INPUT ROWS:

★ ★ ★

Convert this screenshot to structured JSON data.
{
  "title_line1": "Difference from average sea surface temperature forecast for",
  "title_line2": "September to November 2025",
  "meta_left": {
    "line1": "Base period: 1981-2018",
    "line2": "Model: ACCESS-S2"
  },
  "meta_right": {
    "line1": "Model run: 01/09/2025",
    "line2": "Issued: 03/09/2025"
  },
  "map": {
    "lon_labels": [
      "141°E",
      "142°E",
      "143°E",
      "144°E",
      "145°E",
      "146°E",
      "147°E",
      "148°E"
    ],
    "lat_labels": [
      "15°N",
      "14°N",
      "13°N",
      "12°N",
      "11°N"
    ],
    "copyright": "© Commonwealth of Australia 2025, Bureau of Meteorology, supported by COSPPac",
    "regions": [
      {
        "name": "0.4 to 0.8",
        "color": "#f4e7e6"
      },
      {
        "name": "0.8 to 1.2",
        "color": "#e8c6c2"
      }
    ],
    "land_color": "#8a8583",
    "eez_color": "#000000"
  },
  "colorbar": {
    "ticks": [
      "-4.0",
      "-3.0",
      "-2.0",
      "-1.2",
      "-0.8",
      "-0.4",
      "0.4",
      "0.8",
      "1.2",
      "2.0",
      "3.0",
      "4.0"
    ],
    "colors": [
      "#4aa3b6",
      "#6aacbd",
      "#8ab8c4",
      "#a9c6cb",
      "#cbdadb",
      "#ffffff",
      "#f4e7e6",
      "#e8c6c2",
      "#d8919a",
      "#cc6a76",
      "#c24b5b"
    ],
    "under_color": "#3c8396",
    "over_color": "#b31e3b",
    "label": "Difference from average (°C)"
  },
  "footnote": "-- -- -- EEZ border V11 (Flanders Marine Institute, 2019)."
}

★ ★ ★

WHAT IS REQUIRED: Restate the listing in full, word for word.

FINAL RESULT:
Convert this screenshot to structured JSON data.
{
  "title_line1": "Difference from average sea surface temperature forecast for",
  "title_line2": "September to November 2025",
  "meta_left": {
    "line1": "Base period: 1981-2018",
    "line2": "Model: ACCESS-S2"
  },
  "meta_right": {
    "line1": "Model run: 01/09/2025",
    "line2": "Issued: 03/09/2025"
  },
  "map": {
    "lon_labels": [
      "141°E",
      "142°E",
      "143°E",
      "144°E",
      "145°E",
      "146°E",
      "147°E",
      "148°E"
    ],
    "lat_labels": [
      "15°N",
      "14°N",
      "13°N",
      "12°N",
      "11°N"
    ],
    "copyright": "© Commonwealth of Australia 2025, Bureau of Meteorology, supported by COSPPac",
    "regions": [
      {
        "name": "0.4 to 0.8",
        "color": "#f4e7e6"
      },
      {
        "name": "0.8 to 1.2",
        "color": "#e8c6c2"
      }
    ],
    "land_color": "#8a8583",
    "eez_color": "#000000"
  },
  "colorbar": {
    "ticks": [
      "-4.0",
      "-3.0",
      "-2.0",
      "-1.2",
      "-0.8",
      "-0.4",
      "0.4",
      "0.8",
      "1.2",
      "2.0",
      "3.0",
      "4.0"
    ],
    "colors": [
      "#4aa3b6",
      "#6aacbd",
      "#8ab8c4",
      "#a9c6cb",
      "#cbdadb",
      "#ffffff",
      "#f4e7e6",
      "#e8c6c2",
      "#d8919a",
      "#cc6a76",
      "#c24b5b"
    ],
    "under_color": "#3c8396",
    "over_color": "#b31e3b",
    "label": "Difference from average (°C)"
  },
  "footnote": "-- -- -- EEZ border V11 (Flanders Marine Institute, 2019)."
}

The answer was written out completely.